_Exercise data_
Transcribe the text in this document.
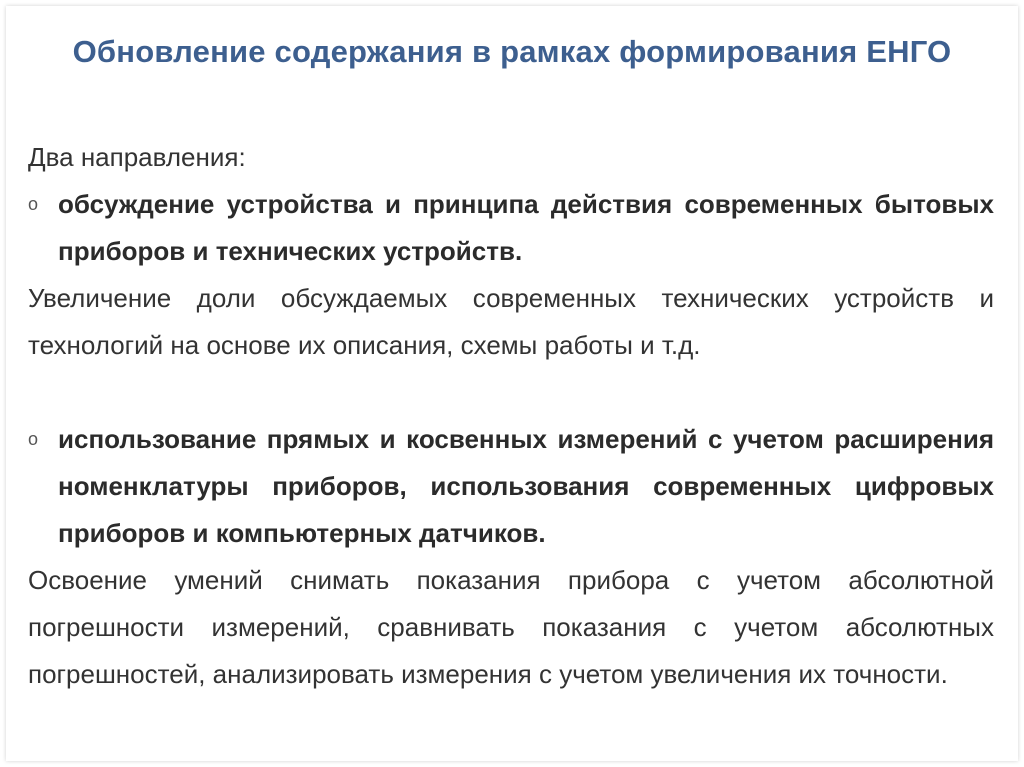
Обновление содержания в рамках формирования ЕНГО

Два направления:

o обсуждение устройства и принципа действия современных бытовых приборов и технических устройств.

Увеличение доли обсуждаемых современных технических устройств и технологий на основе их описания, схемы работы и т.д.

o использование прямых и косвенных измерений с учетом расширения номенклатуры приборов, использования современных цифровых приборов и компьютерных датчиков.

Освоение умений снимать показания прибора с учетом абсолютной погрешности измерений, сравнивать показания с учетом абсолютных погрешностей, анализировать измерения с учетом увеличения их точности.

_Given request_
The pictures should not appear in the copy; every other part of the records above must be returned exactly.

_Exercise result_
Transcribe the text in this document.
Обновление содержания в рамках формирования ЕНГО

Два направления:

o обсуждение устройства и принципа действия современных бытовых приборов и технических устройств.

Увеличение доли обсуждаемых современных технических устройств и технологий на основе их описания, схемы работы и т.д.

o использование прямых и косвенных измерений с учетом расширения номенклатуры приборов, использования современных цифровых приборов и компьютерных датчиков.

Освоение умений снимать показания прибора с учетом абсолютной погрешности измерений, сравнивать показания с учетом абсолютных погрешностей, анализировать измерения с учетом увеличения их точности.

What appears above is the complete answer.